THE REQUEST
In the records below, find each line containing the word "защиты" and copy it.
/---
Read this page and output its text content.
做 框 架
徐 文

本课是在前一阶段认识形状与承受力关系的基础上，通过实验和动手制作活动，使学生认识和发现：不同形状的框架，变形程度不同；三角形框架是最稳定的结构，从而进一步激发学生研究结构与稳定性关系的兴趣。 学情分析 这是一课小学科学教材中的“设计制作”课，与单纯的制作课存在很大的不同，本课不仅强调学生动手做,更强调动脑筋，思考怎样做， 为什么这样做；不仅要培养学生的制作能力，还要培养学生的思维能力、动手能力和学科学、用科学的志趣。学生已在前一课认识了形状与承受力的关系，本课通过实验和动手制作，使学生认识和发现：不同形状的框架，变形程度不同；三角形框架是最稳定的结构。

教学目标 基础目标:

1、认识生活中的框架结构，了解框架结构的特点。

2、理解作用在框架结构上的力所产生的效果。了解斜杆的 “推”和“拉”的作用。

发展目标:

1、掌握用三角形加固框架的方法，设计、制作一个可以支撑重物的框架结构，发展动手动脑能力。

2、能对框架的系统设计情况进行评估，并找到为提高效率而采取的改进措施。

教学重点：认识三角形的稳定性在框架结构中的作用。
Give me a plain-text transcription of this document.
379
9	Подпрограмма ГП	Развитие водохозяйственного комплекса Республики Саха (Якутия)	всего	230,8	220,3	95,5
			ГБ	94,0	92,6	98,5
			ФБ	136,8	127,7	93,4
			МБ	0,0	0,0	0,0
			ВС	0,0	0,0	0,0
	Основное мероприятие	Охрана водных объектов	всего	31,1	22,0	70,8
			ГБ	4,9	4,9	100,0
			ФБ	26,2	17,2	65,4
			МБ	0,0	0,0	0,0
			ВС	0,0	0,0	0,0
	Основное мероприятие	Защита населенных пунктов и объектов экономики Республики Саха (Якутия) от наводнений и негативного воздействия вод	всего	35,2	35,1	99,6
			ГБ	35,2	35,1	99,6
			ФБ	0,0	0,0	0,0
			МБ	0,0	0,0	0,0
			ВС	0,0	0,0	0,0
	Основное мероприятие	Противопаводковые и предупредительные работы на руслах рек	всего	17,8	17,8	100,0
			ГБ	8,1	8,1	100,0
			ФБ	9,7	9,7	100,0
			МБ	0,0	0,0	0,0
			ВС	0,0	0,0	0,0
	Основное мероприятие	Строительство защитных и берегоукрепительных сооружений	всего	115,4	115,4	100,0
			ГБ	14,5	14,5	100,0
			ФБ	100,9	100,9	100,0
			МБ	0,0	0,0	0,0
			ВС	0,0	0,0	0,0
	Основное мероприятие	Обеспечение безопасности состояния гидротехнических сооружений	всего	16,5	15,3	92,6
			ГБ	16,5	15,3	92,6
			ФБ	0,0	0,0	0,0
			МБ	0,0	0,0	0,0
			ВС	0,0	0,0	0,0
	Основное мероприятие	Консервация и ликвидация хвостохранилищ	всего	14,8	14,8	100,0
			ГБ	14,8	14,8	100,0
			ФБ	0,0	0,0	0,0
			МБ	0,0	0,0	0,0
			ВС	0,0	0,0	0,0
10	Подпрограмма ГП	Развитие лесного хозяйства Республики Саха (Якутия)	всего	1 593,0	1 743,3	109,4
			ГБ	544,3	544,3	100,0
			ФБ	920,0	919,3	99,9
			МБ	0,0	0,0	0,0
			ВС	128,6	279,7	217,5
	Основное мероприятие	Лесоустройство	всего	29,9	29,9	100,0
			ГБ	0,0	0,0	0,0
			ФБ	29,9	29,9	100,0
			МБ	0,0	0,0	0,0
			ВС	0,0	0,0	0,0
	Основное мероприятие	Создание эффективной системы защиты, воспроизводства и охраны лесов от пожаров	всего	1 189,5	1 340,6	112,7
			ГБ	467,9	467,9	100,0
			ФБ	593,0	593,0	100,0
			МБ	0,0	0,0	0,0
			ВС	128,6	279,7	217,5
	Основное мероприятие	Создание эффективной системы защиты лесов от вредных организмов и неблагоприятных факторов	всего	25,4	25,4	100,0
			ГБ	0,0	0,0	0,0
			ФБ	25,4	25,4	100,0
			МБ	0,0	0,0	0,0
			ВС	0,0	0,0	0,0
\---
SOLVED EXERCISE
	Основное мероприятие	Создание эффективной системы защиты, воспроизводства и охраны лесов от пожаров	всего	1 189,5	1 340,6	112,7
	Основное мероприятие	Создание эффективной системы защиты лесов от вредных организмов и неблагоприятных факторов	всего	25,4	25,4	100,0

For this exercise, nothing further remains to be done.